◆ TEXT:
******

By 1974 the plans for the expansion of Diego Garcia beyond an austere communications facility were set. The lagoon was to be dredged to provide an anchorage capable of handling a 6-ship carrier task force. Petroleum storage was increased tenfold and facilities for loading a 180,000 ton tanker within 24 hours were planned. The runway would be lengthened from 8,000 to 12,000 feet and additional apron space and facilities would be built for aircraft including P-3 Orion antisubmarine warfare aircraft. Finally, personnel facilities would be added for more than 600 people.  These plans were controversial, however, and held up by opposition to the base and revelations of the eviction of the Ilois. By 1976 the opposition had been overcome and the Navy was ready to begin construction of the expanded facilities. On February 25 the British Indian Ocean Territory Agreement of 1976 was signed, formally permitting the U.S. to upgrade its communications facility to a support facility.

A less publicized part of the upgrade was to be the establishment of a ground station for a new generation of intelligence gathering satellites. The United States navy had built and operated such spacecraft since 1961 under conditions of extreme secrecy. Many of the navy’s early “SolRad” satellites, which had the publicized mission of studying solar radiation, carried a secondary payload called GRAB (Galactic RAdiation Background experiment). Its mission was to covertly monitor electronic emissions (such as radar).   By the early 1970s these systems had evolved into Project SISS ZULU, which had ground stations around the world operated by all three military services and the CIA. In 1976 the Navy was to begin operation of a new generation system under the codename CLASSIC WIZARD. The station on Diego Garcia would effectively replace a SISS ZULU facility that had been located near Peshawar, Pakistan, before that nation had refused to renew a base agreement.

Events in 1979 and 1980 would cement the role of Diego Garcia in U.S. military strategy and lead to yet further expansion. A series of shocks in the Middle East and Southwest Asia including the fall of the Shah of Iran, the Hostage Crisis, and the Soviet invasion of Afghanistan, would lead President Carter to enunciate the “Carter Doctrine.” Basically, it publicly announced that the United States would fight to maintain security over Middle East oil supplies. The policy was primarily a warning to the Soviet Union, but it set the stage for large scale U.S. intervention following the Iraqi invasion of Kuwait a decade later. Diego Garcia would become the home for a small fleet of ships carrying pre positioned equipment for the newly formed Rapid Deployment Joint Task Force.   The Diego Garcia lagoon would be home to about a dozen large merchant ships packed with the equipment and supplies to support an expeditionary force whose personnel would be flown to meet their gear.

 In effect, Diego Garcia’s mission expanded as presidential doctrines evolved. The Nixon Doctrine emphasized limited direct U.S. involvement in foreign conflicts, and the base was originally created by emphasizing its limited role as a communications facility and that it was not the signal of a permanent, major, U.S. presence.  The Ford administration began publicly exploring the idea of expanding the U.S. naval mission in the Indian Ocean.   With the Carter Doctrine, Diego Garcia would not only be a significant support facility for a nearly continuous major U.S. naval presence, it would also be a “jumping off point” for direct intervention into regional wars.

******

◆ RECORDED INFORMATION:
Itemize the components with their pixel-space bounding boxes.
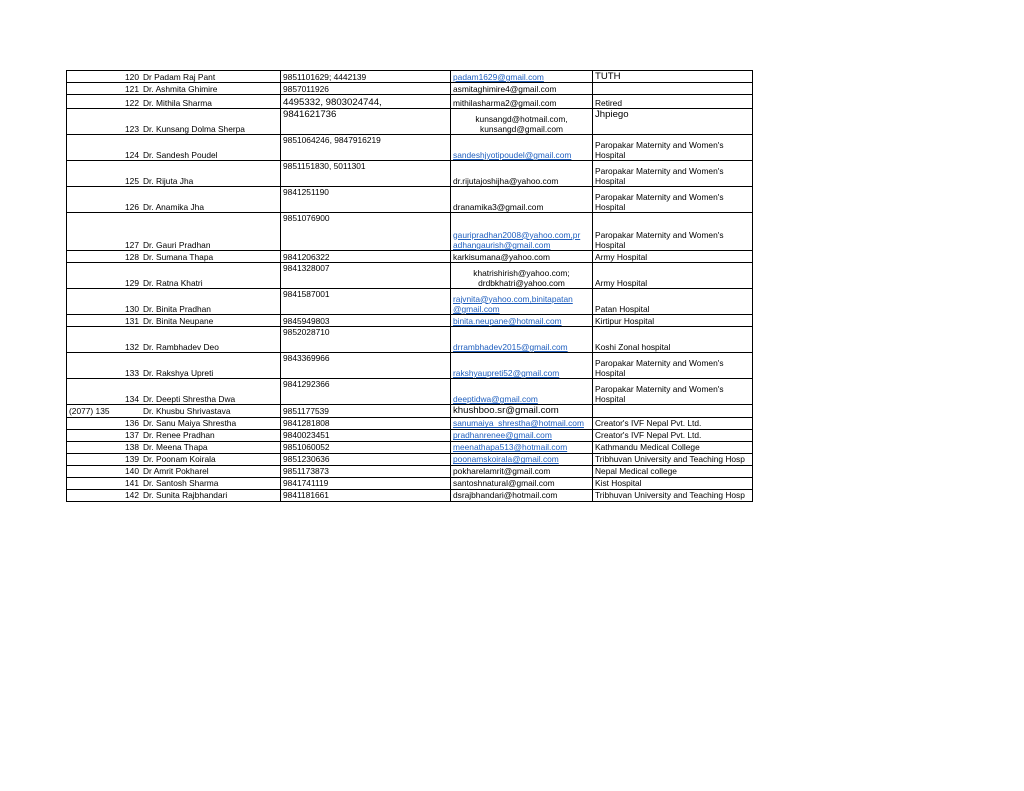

******

◆ WORK TO DO:
1. According to the Diego Garcia text, to what length was the runway to be extended?
2. Write out the stretch of the Diego Garcia text from "In effect, Diego" through "into regional wars.".
3. List the shocks in the Middle East and Southwest Asia that the Diego Garcia text says led President Carter to enunciate the Carter Doctrine.
The data is drawn from another source than the text.

◆ REPLIES:
1. The runway was to be extended from 8,000 to 12,000 feet.

2.
In effect, Diego Garcia’s mission expanded as presidential doctrines evolved. The Nixon Doctrine emphasized limited direct U.S. involvement in foreign conflicts, and the base was originally created by emphasizing its limited role as a communications facility and that it was not the signal of a permanent, major, U.S. presence.  The Ford administration began publicly exploring the idea of expanding the U.S. naval mission in the Indian Ocean.   With the Carter Doctrine, Diego Garcia would not only be a significant support facility for a nearly continuous major U.S. naval presence, it would also be a “jumping off point” for direct intervention into regional wars.

3.
- The fall of the Shah of Iran
- The Hostage Crisis
- The Soviet invasion of Afghanistan